**What you need to do:**
Please reproduce every record, keeping each one exactly as written.

**Source data:**
* * *
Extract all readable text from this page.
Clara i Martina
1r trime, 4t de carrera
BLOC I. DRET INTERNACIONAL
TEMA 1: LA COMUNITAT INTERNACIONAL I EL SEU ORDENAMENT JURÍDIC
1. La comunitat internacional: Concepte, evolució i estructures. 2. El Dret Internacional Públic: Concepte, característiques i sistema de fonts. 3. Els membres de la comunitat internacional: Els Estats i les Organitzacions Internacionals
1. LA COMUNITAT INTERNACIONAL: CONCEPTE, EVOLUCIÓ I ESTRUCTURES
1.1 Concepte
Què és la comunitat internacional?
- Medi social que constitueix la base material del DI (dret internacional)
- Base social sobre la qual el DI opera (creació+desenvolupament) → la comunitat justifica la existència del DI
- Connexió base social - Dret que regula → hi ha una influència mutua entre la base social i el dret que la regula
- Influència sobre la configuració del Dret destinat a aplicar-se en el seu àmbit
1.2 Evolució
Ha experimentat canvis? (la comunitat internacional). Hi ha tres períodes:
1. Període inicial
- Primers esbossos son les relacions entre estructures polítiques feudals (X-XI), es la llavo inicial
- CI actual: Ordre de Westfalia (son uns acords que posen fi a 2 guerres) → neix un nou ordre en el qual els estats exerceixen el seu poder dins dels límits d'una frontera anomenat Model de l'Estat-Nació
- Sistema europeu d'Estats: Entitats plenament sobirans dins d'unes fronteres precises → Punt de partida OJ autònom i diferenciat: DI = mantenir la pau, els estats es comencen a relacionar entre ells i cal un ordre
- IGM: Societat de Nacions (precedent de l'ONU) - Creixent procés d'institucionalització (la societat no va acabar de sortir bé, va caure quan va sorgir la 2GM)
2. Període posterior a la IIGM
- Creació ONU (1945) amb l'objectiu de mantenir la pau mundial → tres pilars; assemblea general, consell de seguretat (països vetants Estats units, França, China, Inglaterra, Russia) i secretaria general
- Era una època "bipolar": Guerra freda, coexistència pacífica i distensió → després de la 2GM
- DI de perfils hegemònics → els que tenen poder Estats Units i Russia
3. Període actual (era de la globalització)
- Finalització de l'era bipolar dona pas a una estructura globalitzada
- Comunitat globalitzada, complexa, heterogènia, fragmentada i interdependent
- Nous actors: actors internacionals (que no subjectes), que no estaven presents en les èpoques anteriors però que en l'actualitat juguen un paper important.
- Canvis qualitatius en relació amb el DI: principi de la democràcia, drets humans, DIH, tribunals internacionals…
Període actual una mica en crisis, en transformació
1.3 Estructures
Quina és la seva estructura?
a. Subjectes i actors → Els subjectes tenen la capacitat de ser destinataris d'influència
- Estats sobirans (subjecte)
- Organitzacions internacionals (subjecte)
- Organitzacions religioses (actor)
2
* * *
**Response:**
Extract all readable text from this page.
Clara i Martina
1r trime, 4t de carrera
BLOC I. DRET INTERNACIONAL
TEMA 1: LA COMUNITAT INTERNACIONAL I EL SEU ORDENAMENT JURÍDIC
1. La comunitat internacional: Concepte, evolució i estructures. 2. El Dret Internacional Públic: Concepte, característiques i sistema de fonts. 3. Els membres de la comunitat internacional: Els Estats i les Organitzacions Internacionals
1. LA COMUNITAT INTERNACIONAL: CONCEPTE, EVOLUCIÓ I ESTRUCTURES
1.1 Concepte
Què és la comunitat internacional?
- Medi social que constitueix la base material del DI (dret internacional)
- Base social sobre la qual el DI opera (creació+desenvolupament) → la comunitat justifica la existència del DI
- Connexió base social - Dret que regula → hi ha una influència mutua entre la base social i el dret que la regula
- Influència sobre la configuració del Dret destinat a aplicar-se en el seu àmbit
1.2 Evolució
Ha experimentat canvis? (la comunitat internacional). Hi ha tres períodes:
1. Període inicial
- Primers esbossos son les relacions entre estructures polítiques feudals (X-XI), es la llavo inicial
- CI actual: Ordre de Westfalia (son uns acords que posen fi a 2 guerres) → neix un nou ordre en el qual els estats exerceixen el seu poder dins dels límits d'una frontera anomenat Model de l'Estat-Nació
- Sistema europeu d'Estats: Entitats plenament sobirans dins d'unes fronteres precises → Punt de partida OJ autònom i diferenciat: DI = mantenir la pau, els estats es comencen a relacionar entre ells i cal un ordre
- IGM: Societat de Nacions (precedent de l'ONU) - Creixent procés d'institucionalització (la societat no va acabar de sortir bé, va caure quan va sorgir la 2GM)
2. Període posterior a la IIGM
- Creació ONU (1945) amb l'objectiu de mantenir la pau mundial → tres pilars; assemblea general, consell de seguretat (països vetants Estats units, França, China, Inglaterra, Russia) i secretaria general
- Era una època "bipolar": Guerra freda, coexistència pacífica i distensió → després de la 2GM
- DI de perfils hegemònics → els que tenen poder Estats Units i Russia
3. Període actual (era de la globalització)
- Finalització de l'era bipolar dona pas a una estructura globalitzada
- Comunitat globalitzada, complexa, heterogènia, fragmentada i interdependent
- Nous actors: actors internacionals (que no subjectes), que no estaven presents en les èpoques anteriors però que en l'actualitat juguen un paper important.
- Canvis qualitatius en relació amb el DI: principi de la democràcia, drets humans, DIH, tribunals internacionals…
Període actual una mica en crisis, en transformació
1.3 Estructures
Quina és la seva estructura?
a. Subjectes i actors → Els subjectes tenen la capacitat de ser destinataris d'influència
- Estats sobirans (subjecte)
- Organitzacions internacionals (subjecte)
- Organitzacions religioses (actor)
2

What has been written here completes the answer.